> ENTRIES SHOWN
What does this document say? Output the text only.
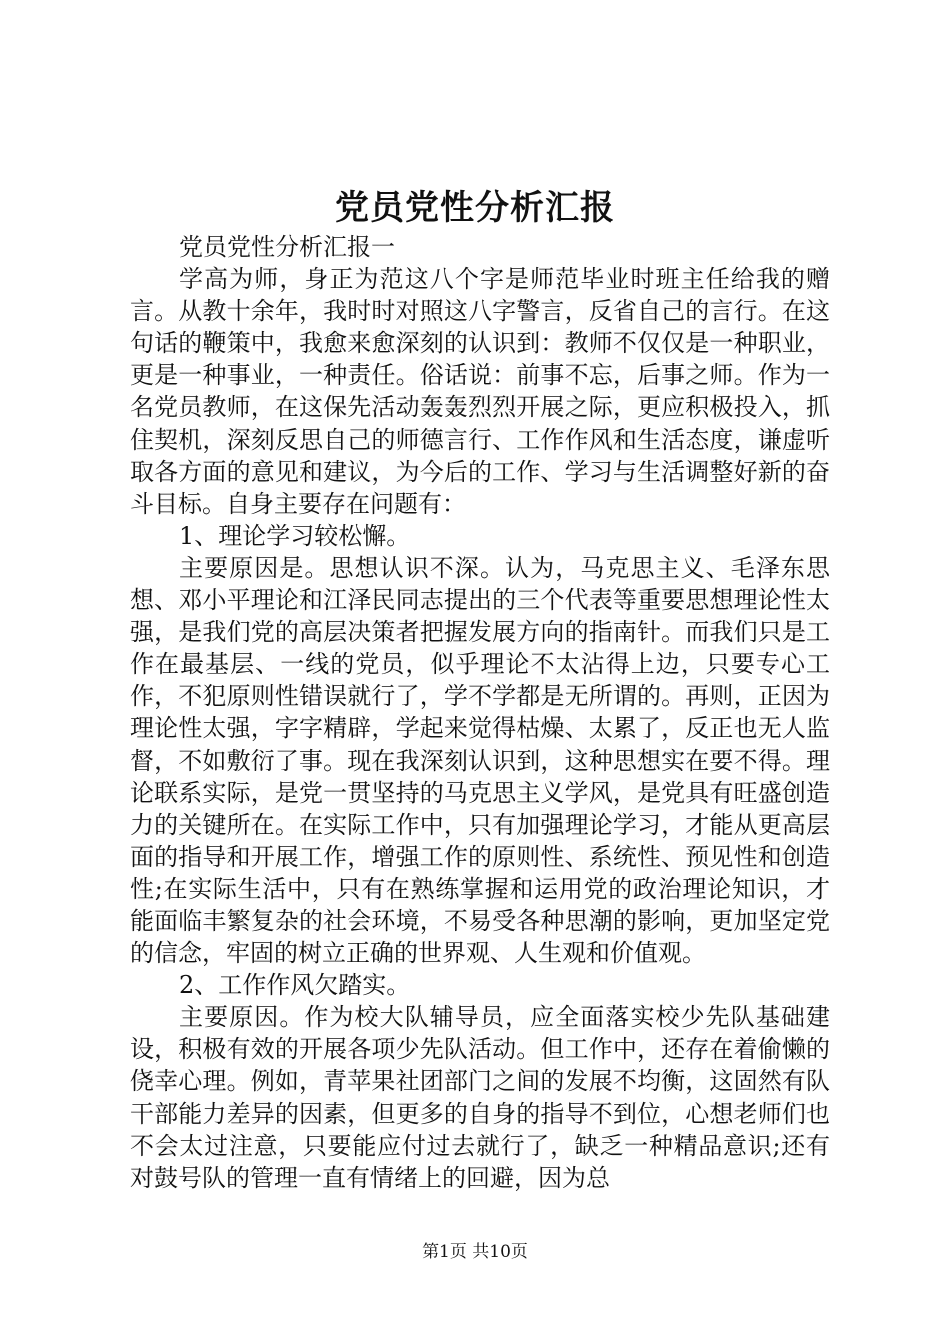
党员党性分析汇报

党员党性分析汇报一

学高为师，身正为范这八个字是师范毕业时班主任给我的赠言。从教十余年，我时时对照这八字警言，反省自己的言行。在这句话的鞭策中，我愈来愈深刻的认识到：教师不仅仅是一种职业，更是一种事业，一种责任。俗话说：前事不忘，后事之师。作为一名党员教师，在这保先活动轰轰烈烈开展之际，更应积极投入，抓住契机，深刻反思自己的师德言行、工作作风和生活态度，谦虚听取各方面的意见和建议，为今后的工作、学习与生活调整好新的奋斗目标。自身主要存在问题有：

1、理论学习较松懈。

主要原因是。思想认识不深。认为，马克思主义、毛泽东思想、邓小平理论和江泽民同志提出的三个代表等重要思想理论性太强，是我们党的高层决策者把握发展方向的指南针。而我们只是工作在最基层、一线的党员，似乎理论不太沾得上边，只要专心工作，不犯原则性错误就行了，学不学都是无所谓的。再则，正因为理论性太强，字字精辟，学起来觉得枯燥、太累了，反正也无人监督，不如敷衍了事。现在我深刻认识到，这种思想实在要不得。理论联系实际，是党一贯坚持的马克思主义学风，是党具有旺盛创造力的关键所在。在实际工作中，只有加强理论学习，才能从更高层面的指导和开展工作，增强工作的原则性、系统性、预见性和创造性;在实际生活中，只有在熟练掌握和运用党的政治理论知识，才能面临丰繁复杂的社会环境，不易受各种思潮的影响，更加坚定党的信念，牢固的树立正确的世界观、人生观和价值观。

2、工作作风欠踏实。

主要原因。作为校大队辅导员，应全面落实校少先队基础建设，积极有效的开展各项少先队活动。但工作中，还存在着偷懒的侥幸心理。例如，青苹果社团部门之间的发展不均衡，这固然有队干部能力差异的因素，但更多的自身的指导不到位，心想老师们也不会太过注意，只要能应付过去就行了，缺乏一种精品意识;还有对鼓号队的管理一直有情绪上的回避，因为总

第1页 共10页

> TASK STATEMENT
Reproduce the records, all of them, word for word; omit the pictures.

> PROBLEM SOLUTION
What does this document say? Output the text only.
党员党性分析汇报

党员党性分析汇报一

学高为师，身正为范这八个字是师范毕业时班主任给我的赠言。从教十余年，我时时对照这八字警言，反省自己的言行。在这句话的鞭策中，我愈来愈深刻的认识到：教师不仅仅是一种职业，更是一种事业，一种责任。俗话说：前事不忘，后事之师。作为一名党员教师，在这保先活动轰轰烈烈开展之际，更应积极投入，抓住契机，深刻反思自己的师德言行、工作作风和生活态度，谦虚听取各方面的意见和建议，为今后的工作、学习与生活调整好新的奋斗目标。自身主要存在问题有：

1、理论学习较松懈。

主要原因是。思想认识不深。认为，马克思主义、毛泽东思想、邓小平理论和江泽民同志提出的三个代表等重要思想理论性太强，是我们党的高层决策者把握发展方向的指南针。而我们只是工作在最基层、一线的党员，似乎理论不太沾得上边，只要专心工作，不犯原则性错误就行了，学不学都是无所谓的。再则，正因为理论性太强，字字精辟，学起来觉得枯燥、太累了，反正也无人监督，不如敷衍了事。现在我深刻认识到，这种思想实在要不得。理论联系实际，是党一贯坚持的马克思主义学风，是党具有旺盛创造力的关键所在。在实际工作中，只有加强理论学习，才能从更高层面的指导和开展工作，增强工作的原则性、系统性、预见性和创造性;在实际生活中，只有在熟练掌握和运用党的政治理论知识，才能面临丰繁复杂的社会环境，不易受各种思潮的影响，更加坚定党的信念，牢固的树立正确的世界观、人生观和价值观。

2、工作作风欠踏实。

主要原因。作为校大队辅导员，应全面落实校少先队基础建设，积极有效的开展各项少先队活动。但工作中，还存在着偷懒的侥幸心理。例如，青苹果社团部门之间的发展不均衡，这固然有队干部能力差异的因素，但更多的自身的指导不到位，心想老师们也不会太过注意，只要能应付过去就行了，缺乏一种精品意识;还有对鼓号队的管理一直有情绪上的回避，因为总

第1页 共10页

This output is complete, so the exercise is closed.